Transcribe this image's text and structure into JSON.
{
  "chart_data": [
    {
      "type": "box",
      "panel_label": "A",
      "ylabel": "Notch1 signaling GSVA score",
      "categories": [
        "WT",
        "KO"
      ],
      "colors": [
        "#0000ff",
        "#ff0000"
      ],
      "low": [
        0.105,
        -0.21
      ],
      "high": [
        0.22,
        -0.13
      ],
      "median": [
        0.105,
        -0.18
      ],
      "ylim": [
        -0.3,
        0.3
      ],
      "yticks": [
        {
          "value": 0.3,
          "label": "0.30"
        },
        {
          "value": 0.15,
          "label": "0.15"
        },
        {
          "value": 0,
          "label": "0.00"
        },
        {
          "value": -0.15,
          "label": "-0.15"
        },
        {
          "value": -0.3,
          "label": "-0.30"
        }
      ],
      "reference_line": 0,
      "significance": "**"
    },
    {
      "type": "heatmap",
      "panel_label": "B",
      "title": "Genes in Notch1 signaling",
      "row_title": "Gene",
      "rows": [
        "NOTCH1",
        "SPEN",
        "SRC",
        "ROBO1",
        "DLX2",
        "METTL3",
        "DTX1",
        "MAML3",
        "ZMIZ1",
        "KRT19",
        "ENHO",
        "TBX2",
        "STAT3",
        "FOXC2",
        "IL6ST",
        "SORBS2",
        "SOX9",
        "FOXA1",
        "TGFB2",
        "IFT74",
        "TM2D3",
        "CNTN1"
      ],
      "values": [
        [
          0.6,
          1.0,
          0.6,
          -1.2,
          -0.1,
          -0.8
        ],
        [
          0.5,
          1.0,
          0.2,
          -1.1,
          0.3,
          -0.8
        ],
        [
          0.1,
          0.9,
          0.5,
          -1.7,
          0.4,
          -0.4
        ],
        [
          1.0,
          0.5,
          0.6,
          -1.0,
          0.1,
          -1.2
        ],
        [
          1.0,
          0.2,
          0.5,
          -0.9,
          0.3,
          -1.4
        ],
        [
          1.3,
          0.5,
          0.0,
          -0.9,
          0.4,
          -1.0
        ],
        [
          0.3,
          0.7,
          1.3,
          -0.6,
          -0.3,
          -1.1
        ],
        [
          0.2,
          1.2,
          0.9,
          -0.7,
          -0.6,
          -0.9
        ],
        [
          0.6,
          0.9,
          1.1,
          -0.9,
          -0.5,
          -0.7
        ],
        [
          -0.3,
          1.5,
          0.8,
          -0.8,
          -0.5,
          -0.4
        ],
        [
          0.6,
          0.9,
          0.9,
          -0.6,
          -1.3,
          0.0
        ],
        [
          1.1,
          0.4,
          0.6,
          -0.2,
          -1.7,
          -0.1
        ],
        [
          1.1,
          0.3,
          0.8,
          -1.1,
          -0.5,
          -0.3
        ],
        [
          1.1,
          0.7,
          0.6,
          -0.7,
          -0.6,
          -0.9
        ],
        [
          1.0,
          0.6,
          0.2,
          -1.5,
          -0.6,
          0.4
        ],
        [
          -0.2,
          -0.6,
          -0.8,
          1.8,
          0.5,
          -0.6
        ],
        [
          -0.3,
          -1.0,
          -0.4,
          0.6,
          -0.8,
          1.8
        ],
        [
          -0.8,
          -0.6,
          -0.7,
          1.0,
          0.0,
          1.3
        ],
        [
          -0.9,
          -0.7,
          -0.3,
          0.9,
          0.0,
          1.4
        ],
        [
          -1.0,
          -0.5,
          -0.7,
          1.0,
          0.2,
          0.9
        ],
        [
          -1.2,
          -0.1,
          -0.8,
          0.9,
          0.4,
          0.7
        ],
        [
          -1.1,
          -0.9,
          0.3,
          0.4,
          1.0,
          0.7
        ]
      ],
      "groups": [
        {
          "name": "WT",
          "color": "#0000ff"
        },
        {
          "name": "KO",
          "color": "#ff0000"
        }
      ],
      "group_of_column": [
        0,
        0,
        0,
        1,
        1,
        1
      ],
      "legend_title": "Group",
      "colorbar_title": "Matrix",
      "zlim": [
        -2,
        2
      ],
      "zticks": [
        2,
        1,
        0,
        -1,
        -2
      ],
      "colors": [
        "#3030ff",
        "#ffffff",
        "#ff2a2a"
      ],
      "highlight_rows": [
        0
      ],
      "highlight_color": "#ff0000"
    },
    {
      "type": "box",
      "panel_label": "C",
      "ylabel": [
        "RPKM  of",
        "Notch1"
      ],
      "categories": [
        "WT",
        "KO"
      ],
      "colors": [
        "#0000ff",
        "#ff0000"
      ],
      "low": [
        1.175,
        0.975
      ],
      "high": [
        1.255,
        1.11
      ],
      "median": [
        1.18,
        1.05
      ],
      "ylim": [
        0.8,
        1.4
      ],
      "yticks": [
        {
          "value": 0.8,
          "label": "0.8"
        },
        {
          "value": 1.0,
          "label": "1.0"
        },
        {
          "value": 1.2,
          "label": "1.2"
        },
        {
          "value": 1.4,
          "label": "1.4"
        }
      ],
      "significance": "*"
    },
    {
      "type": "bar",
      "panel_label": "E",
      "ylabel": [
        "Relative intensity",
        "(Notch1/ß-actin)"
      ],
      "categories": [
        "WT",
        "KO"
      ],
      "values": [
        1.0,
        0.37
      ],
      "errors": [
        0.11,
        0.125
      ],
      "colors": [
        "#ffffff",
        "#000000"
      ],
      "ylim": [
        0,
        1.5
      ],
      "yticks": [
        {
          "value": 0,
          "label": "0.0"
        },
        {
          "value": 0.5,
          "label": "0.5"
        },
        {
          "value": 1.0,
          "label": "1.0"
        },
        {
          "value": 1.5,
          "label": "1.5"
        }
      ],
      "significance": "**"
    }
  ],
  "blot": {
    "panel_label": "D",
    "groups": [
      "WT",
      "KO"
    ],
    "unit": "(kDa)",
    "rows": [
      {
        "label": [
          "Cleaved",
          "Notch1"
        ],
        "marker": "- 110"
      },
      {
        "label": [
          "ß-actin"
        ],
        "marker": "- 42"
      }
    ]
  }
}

===============

- WHAT YOU ARE ASKED TO DO -
Copy all the records above exactly, missing none.

- RESULT FOR THIS EXERCISE -
Transcribe this image's text and structure into JSON.
{
  "chart_data": [
    {
      "type": "box",
      "panel_label": "A",
      "ylabel": "Notch1 signaling GSVA score",
      "categories": [
        "WT",
        "KO"
      ],
      "colors": [
        "#0000ff",
        "#ff0000"
      ],
      "low": [
        0.105,
        -0.21
      ],
      "high": [
        0.22,
        -0.13
      ],
      "median": [
        0.105,
        -0.18
      ],
      "ylim": [
        -0.3,
        0.3
      ],
      "yticks": [
        {
          "value": 0.3,
          "label": "0.30"
        },
        {
          "value": 0.15,
          "label": "0.15"
        },
        {
          "value": 0,
          "label": "0.00"
        },
        {
          "value": -0.15,
          "label": "-0.15"
        },
        {
          "value": -0.3,
          "label": "-0.30"
        }
      ],
      "reference_line": 0,
      "significance": "**"
    },
    {
      "type": "heatmap",
      "panel_label": "B",
      "title": "Genes in Notch1 signaling",
      "row_title": "Gene",
      "rows": [
        "NOTCH1",
        "SPEN",
        "SRC",
        "ROBO1",
        "DLX2",
        "METTL3",
        "DTX1",
        "MAML3",
        "ZMIZ1",
        "KRT19",
        "ENHO",
        "TBX2",
        "STAT3",
        "FOXC2",
        "IL6ST",
        "SORBS2",
        "SOX9",
        "FOXA1",
        "TGFB2",
        "IFT74",
        "TM2D3",
        "CNTN1"
      ],
      "values": [
        [
          0.6,
          1.0,
          0.6,
          -1.2,
          -0.1,
          -0.8
        ],
        [
          0.5,
          1.0,
          0.2,
          -1.1,
          0.3,
          -0.8
        ],
        [
          0.1,
          0.9,
          0.5,
          -1.7,
          0.4,
          -0.4
        ],
        [
          1.0,
          0.5,
          0.6,
          -1.0,
          0.1,
          -1.2
        ],
        [
          1.0,
          0.2,
          0.5,
          -0.9,
          0.3,
          -1.4
        ],
        [
          1.3,
          0.5,
          0.0,
          -0.9,
          0.4,
          -1.0
        ],
        [
          0.3,
          0.7,
          1.3,
          -0.6,
          -0.3,
          -1.1
        ],
        [
          0.2,
          1.2,
          0.9,
          -0.7,
          -0.6,
          -0.9
        ],
        [
          0.6,
          0.9,
          1.1,
          -0.9,
          -0.5,
          -0.7
        ],
        [
          -0.3,
          1.5,
          0.8,
          -0.8,
          -0.5,
          -0.4
        ],
        [
          0.6,
          0.9,
          0.9,
          -0.6,
          -1.3,
          0.0
        ],
        [
          1.1,
          0.4,
          0.6,
          -0.2,
          -1.7,
          -0.1
        ],
        [
          1.1,
          0.3,
          0.8,
          -1.1,
          -0.5,
          -0.3
        ],
        [
          1.1,
          0.7,
          0.6,
          -0.7,
          -0.6,
          -0.9
        ],
        [
          1.0,
          0.6,
          0.2,
          -1.5,
          -0.6,
          0.4
        ],
        [
          -0.2,
          -0.6,
          -0.8,
          1.8,
          0.5,
          -0.6
        ],
        [
          -0.3,
          -1.0,
          -0.4,
          0.6,
          -0.8,
          1.8
        ],
        [
          -0.8,
          -0.6,
          -0.7,
          1.0,
          0.0,
          1.3
        ],
        [
          -0.9,
          -0.7,
          -0.3,
          0.9,
          0.0,
          1.4
        ],
        [
          -1.0,
          -0.5,
          -0.7,
          1.0,
          0.2,
          0.9
        ],
        [
          -1.2,
          -0.1,
          -0.8,
          0.9,
          0.4,
          0.7
        ],
        [
          -1.1,
          -0.9,
          0.3,
          0.4,
          1.0,
          0.7
        ]
      ],
      "groups": [
        {
          "name": "WT",
          "color": "#0000ff"
        },
        {
          "name": "KO",
          "color": "#ff0000"
        }
      ],
      "group_of_column": [
        0,
        0,
        0,
        1,
        1,
        1
      ],
      "legend_title": "Group",
      "colorbar_title": "Matrix",
      "zlim": [
        -2,
        2
      ],
      "zticks": [
        2,
        1,
        0,
        -1,
        -2
      ],
      "colors": [
        "#3030ff",
        "#ffffff",
        "#ff2a2a"
      ],
      "highlight_rows": [
        0
      ],
      "highlight_color": "#ff0000"
    },
    {
      "type": "box",
      "panel_label": "C",
      "ylabel": [
        "RPKM  of",
        "Notch1"
      ],
      "categories": [
        "WT",
        "KO"
      ],
      "colors": [
        "#0000ff",
        "#ff0000"
      ],
      "low": [
        1.175,
        0.975
      ],
      "high": [
        1.255,
        1.11
      ],
      "median": [
        1.18,
        1.05
      ],
      "ylim": [
        0.8,
        1.4
      ],
      "yticks": [
        {
          "value": 0.8,
          "label": "0.8"
        },
        {
          "value": 1.0,
          "label": "1.0"
        },
        {
          "value": 1.2,
          "label": "1.2"
        },
        {
          "value": 1.4,
          "label": "1.4"
        }
      ],
      "significance": "*"
    },
    {
      "type": "bar",
      "panel_label": "E",
      "ylabel": [
        "Relative intensity",
        "(Notch1/ß-actin)"
      ],
      "categories": [
        "WT",
        "KO"
      ],
      "values": [
        1.0,
        0.37
      ],
      "errors": [
        0.11,
        0.125
      ],
      "colors": [
        "#ffffff",
        "#000000"
      ],
      "ylim": [
        0,
        1.5
      ],
      "yticks": [
        {
          "value": 0,
          "label": "0.0"
        },
        {
          "value": 0.5,
          "label": "0.5"
        },
        {
          "value": 1.0,
          "label": "1.0"
        },
        {
          "value": 1.5,
          "label": "1.5"
        }
      ],
      "significance": "**"
    }
  ],
  "blot": {
    "panel_label": "D",
    "groups": [
      "WT",
      "KO"
    ],
    "unit": "(kDa)",
    "rows": [
      {
        "label": [
          "Cleaved",
          "Notch1"
        ],
        "marker": "- 110"
      },
      {
        "label": [
          "ß-actin"
        ],
        "marker": "- 42"
      }
    ]
  }
}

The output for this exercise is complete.